Directions:
Find each line with the string "Total" and copy it.

________________________________________

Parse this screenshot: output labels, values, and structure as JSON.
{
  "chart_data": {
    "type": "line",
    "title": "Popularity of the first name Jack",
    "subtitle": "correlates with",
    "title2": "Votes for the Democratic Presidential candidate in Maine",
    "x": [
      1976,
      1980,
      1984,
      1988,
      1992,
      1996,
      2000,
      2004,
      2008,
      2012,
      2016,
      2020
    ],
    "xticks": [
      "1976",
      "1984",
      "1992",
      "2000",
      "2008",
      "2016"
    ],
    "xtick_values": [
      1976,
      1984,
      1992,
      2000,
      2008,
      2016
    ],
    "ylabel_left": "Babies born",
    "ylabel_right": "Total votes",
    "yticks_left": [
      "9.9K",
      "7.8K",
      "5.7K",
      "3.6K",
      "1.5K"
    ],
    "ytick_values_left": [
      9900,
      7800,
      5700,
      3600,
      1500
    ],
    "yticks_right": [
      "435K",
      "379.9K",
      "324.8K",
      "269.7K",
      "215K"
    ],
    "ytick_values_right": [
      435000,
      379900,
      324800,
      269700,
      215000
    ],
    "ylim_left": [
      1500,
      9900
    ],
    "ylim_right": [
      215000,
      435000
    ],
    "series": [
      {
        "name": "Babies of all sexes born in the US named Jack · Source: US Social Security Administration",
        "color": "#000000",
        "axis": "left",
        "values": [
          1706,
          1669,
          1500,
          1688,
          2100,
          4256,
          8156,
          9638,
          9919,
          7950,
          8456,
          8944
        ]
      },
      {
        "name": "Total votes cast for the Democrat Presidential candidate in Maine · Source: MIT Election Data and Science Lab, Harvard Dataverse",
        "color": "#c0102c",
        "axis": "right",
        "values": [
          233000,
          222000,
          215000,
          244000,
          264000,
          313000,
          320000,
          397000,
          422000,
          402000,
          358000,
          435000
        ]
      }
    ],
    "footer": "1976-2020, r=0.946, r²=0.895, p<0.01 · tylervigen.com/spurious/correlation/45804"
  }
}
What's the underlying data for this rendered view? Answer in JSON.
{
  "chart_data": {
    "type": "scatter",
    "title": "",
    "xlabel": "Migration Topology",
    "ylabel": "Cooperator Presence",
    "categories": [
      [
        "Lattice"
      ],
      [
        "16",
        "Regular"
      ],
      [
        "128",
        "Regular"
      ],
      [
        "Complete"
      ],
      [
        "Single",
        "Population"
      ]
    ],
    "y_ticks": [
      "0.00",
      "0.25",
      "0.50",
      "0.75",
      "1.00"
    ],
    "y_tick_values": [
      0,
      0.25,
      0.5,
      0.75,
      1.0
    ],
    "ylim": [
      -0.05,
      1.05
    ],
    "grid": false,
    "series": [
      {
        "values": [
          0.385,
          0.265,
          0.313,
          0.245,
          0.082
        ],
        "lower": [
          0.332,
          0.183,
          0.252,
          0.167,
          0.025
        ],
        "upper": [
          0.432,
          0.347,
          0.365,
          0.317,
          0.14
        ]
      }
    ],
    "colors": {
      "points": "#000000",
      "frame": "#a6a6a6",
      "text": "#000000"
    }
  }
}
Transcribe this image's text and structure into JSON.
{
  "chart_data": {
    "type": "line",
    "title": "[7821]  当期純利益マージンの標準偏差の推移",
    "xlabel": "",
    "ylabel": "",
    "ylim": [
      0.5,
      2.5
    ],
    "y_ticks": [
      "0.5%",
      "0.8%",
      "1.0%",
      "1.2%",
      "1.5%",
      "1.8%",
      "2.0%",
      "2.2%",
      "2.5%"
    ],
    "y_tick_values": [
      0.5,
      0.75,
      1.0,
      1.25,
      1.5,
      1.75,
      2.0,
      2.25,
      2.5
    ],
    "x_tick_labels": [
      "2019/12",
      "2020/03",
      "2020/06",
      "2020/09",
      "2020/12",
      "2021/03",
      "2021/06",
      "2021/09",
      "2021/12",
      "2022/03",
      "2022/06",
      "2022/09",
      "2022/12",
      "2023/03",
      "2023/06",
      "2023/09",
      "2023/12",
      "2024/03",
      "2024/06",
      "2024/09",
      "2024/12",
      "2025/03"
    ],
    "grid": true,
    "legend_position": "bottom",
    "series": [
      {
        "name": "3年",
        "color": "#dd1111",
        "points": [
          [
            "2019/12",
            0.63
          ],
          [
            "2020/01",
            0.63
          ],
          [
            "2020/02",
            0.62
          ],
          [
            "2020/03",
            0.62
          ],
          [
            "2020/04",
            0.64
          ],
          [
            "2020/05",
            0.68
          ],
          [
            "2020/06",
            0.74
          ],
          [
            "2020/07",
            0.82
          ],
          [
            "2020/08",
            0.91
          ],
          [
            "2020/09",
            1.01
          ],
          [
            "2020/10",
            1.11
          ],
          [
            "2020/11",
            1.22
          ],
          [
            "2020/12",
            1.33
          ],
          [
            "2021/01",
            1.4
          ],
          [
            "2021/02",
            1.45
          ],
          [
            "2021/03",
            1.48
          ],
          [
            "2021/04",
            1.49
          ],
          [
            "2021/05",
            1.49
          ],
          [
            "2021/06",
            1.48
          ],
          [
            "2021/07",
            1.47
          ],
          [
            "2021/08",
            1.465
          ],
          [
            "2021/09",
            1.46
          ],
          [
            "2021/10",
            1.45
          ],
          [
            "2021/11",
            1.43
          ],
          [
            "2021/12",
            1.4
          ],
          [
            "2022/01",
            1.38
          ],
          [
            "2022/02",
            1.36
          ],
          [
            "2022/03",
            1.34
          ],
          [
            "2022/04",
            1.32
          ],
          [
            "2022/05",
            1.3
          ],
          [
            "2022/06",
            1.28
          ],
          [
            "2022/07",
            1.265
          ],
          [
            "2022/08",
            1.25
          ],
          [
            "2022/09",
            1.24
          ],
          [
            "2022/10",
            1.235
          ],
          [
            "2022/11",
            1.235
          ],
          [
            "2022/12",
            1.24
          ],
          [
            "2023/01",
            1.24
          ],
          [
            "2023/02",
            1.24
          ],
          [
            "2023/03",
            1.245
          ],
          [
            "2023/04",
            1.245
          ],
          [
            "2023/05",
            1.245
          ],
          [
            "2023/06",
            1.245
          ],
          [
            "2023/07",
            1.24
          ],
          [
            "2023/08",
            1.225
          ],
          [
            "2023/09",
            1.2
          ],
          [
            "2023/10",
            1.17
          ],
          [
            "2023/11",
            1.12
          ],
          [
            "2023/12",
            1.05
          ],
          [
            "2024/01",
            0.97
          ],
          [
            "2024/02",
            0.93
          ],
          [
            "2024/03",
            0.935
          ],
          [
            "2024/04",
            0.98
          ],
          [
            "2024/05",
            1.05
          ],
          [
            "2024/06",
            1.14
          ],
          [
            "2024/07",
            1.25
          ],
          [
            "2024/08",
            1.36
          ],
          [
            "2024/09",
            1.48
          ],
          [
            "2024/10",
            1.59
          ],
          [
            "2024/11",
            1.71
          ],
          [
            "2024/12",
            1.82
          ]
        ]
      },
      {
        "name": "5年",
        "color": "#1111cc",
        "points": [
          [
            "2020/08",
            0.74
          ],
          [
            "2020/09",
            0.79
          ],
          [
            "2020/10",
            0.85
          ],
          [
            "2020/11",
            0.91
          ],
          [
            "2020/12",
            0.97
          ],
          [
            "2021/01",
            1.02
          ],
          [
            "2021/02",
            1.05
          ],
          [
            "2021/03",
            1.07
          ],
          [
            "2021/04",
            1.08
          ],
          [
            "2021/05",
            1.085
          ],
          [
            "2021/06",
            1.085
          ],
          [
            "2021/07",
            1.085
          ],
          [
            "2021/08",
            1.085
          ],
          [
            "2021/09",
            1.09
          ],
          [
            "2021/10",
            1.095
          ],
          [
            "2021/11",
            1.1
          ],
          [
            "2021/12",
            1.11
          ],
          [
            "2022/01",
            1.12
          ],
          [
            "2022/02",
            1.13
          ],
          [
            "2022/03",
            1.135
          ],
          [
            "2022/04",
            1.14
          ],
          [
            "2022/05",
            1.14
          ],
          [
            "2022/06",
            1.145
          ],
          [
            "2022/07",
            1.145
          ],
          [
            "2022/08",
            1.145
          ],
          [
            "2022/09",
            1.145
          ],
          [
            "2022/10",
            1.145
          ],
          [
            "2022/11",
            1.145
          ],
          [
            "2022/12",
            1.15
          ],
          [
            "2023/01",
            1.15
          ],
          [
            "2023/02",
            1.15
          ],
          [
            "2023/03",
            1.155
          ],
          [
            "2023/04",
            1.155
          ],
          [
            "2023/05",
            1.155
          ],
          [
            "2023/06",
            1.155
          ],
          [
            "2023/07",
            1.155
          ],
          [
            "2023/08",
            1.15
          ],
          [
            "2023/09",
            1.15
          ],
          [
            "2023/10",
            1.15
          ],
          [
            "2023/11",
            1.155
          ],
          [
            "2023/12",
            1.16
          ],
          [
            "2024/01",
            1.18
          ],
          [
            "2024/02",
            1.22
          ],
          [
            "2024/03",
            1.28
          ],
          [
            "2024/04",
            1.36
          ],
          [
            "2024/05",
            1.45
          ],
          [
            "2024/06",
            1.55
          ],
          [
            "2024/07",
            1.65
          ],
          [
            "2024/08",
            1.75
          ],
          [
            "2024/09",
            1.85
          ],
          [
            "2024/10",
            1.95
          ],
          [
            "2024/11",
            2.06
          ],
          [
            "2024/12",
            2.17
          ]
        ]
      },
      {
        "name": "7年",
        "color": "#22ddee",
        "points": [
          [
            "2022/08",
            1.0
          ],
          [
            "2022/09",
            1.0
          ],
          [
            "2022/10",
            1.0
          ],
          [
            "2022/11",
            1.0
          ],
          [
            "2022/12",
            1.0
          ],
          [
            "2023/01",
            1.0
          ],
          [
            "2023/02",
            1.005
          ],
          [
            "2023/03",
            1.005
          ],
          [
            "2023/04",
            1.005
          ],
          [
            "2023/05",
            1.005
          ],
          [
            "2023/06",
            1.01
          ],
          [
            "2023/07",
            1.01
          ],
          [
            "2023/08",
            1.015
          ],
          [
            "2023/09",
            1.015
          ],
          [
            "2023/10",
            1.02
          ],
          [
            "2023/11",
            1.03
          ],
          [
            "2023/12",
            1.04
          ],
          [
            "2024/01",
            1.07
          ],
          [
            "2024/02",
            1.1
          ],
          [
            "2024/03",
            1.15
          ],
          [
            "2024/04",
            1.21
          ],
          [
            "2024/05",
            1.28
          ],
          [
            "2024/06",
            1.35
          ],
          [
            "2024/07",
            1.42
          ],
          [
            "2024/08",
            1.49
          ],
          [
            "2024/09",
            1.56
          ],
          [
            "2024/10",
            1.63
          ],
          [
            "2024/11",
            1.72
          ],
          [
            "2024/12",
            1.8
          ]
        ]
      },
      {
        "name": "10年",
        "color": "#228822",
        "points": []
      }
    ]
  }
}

________________________________________

Solution to the exercise:
    "ylabel_right": "Total votes",
        "name": "Total votes cast for the Democrat Presidential candidate in Maine · Source: MIT Election Data and Science Lab, Harvard Dataverse",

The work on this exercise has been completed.